→ **Exercise directions**
Every record should be written out exactly, with the pictures left out.

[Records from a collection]
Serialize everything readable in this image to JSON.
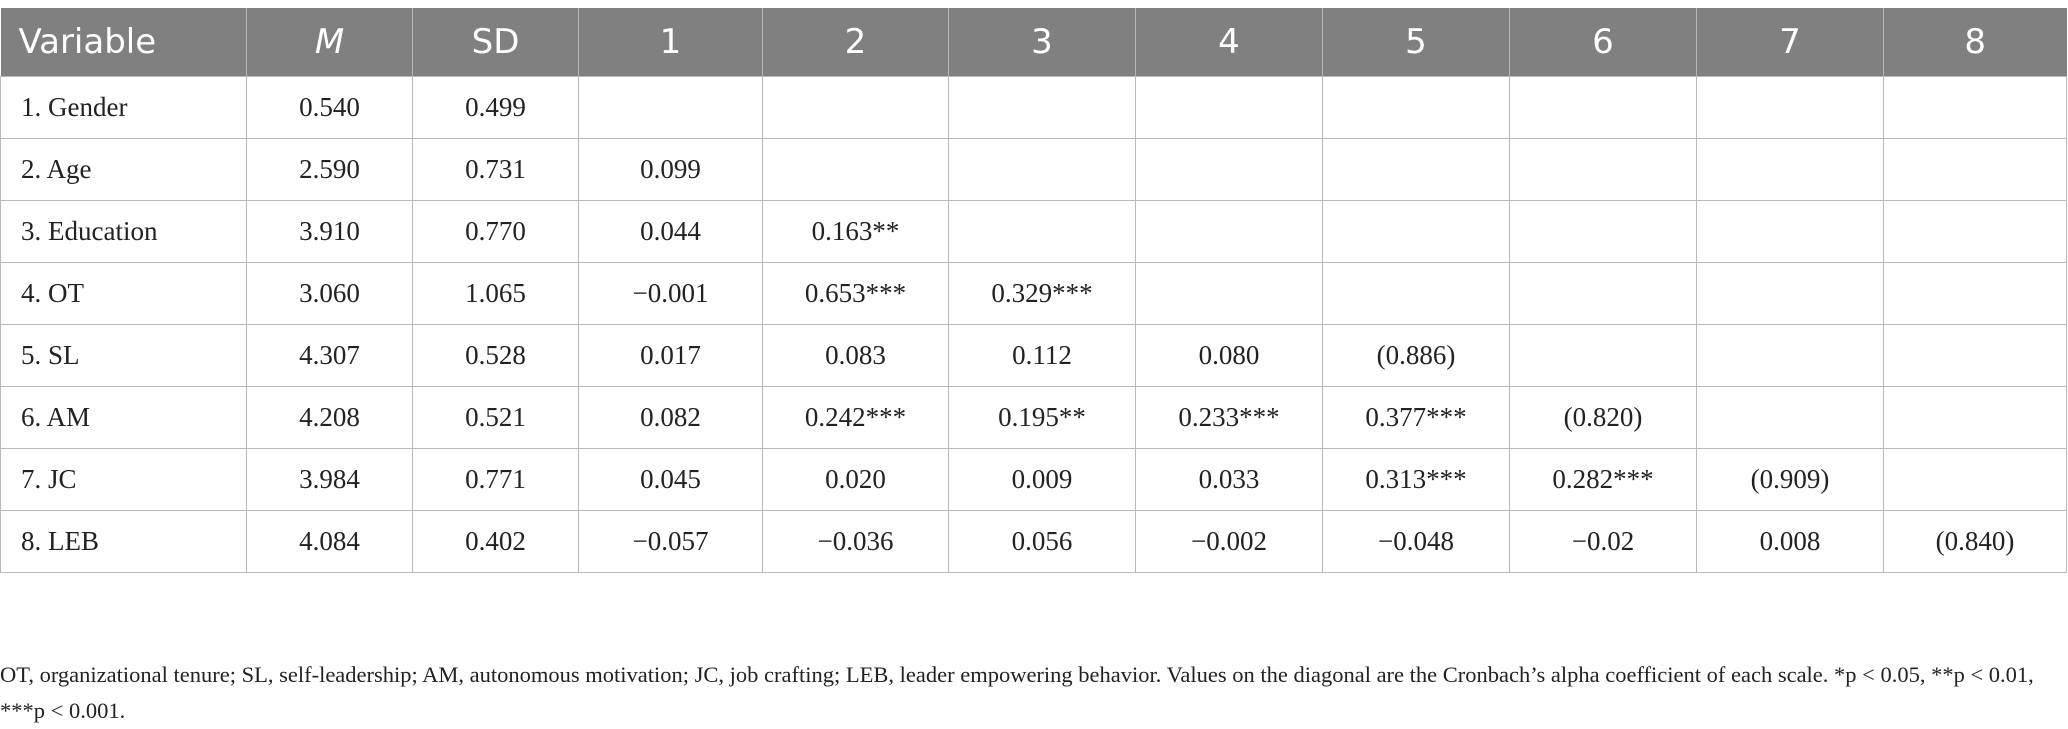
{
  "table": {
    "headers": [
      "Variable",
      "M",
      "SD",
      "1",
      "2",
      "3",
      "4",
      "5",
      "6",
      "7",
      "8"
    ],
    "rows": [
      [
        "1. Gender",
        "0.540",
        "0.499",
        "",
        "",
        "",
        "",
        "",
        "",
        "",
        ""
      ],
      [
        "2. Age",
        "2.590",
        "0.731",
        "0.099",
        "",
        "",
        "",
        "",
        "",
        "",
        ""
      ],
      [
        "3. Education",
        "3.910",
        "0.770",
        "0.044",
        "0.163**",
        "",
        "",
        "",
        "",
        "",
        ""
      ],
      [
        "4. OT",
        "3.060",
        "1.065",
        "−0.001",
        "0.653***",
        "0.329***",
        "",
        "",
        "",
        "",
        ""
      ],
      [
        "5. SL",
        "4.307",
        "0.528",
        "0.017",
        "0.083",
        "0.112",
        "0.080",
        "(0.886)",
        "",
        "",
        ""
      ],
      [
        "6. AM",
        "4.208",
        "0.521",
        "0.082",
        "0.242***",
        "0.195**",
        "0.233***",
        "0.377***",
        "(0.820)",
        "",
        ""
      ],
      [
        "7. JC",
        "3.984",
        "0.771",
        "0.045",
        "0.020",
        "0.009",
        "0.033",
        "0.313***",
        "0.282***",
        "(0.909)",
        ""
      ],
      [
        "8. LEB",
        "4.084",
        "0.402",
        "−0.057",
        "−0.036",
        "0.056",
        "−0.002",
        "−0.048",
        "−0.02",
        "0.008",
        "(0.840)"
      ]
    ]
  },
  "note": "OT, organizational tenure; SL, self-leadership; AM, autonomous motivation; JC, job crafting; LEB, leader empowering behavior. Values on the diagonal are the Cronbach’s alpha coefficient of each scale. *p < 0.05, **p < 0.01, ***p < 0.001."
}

→ **Finished task**
Serialize everything readable in this image to JSON.
{
  "table": {
    "headers": [
      "Variable",
      "M",
      "SD",
      "1",
      "2",
      "3",
      "4",
      "5",
      "6",
      "7",
      "8"
    ],
    "rows": [
      [
        "1. Gender",
        "0.540",
        "0.499",
        "",
        "",
        "",
        "",
        "",
        "",
        "",
        ""
      ],
      [
        "2. Age",
        "2.590",
        "0.731",
        "0.099",
        "",
        "",
        "",
        "",
        "",
        "",
        ""
      ],
      [
        "3. Education",
        "3.910",
        "0.770",
        "0.044",
        "0.163**",
        "",
        "",
        "",
        "",
        "",
        ""
      ],
      [
        "4. OT",
        "3.060",
        "1.065",
        "−0.001",
        "0.653***",
        "0.329***",
        "",
        "",
        "",
        "",
        ""
      ],
      [
        "5. SL",
        "4.307",
        "0.528",
        "0.017",
        "0.083",
        "0.112",
        "0.080",
        "(0.886)",
        "",
        "",
        ""
      ],
      [
        "6. AM",
        "4.208",
        "0.521",
        "0.082",
        "0.242***",
        "0.195**",
        "0.233***",
        "0.377***",
        "(0.820)",
        "",
        ""
      ],
      [
        "7. JC",
        "3.984",
        "0.771",
        "0.045",
        "0.020",
        "0.009",
        "0.033",
        "0.313***",
        "0.282***",
        "(0.909)",
        ""
      ],
      [
        "8. LEB",
        "4.084",
        "0.402",
        "−0.057",
        "−0.036",
        "0.056",
        "−0.002",
        "−0.048",
        "−0.02",
        "0.008",
        "(0.840)"
      ]
    ]
  },
  "note": "OT, organizational tenure; SL, self-leadership; AM, autonomous motivation; JC, job crafting; LEB, leader empowering behavior. Values on the diagonal are the Cronbach’s alpha coefficient of each scale. *p < 0.05, **p < 0.01, ***p < 0.001."
}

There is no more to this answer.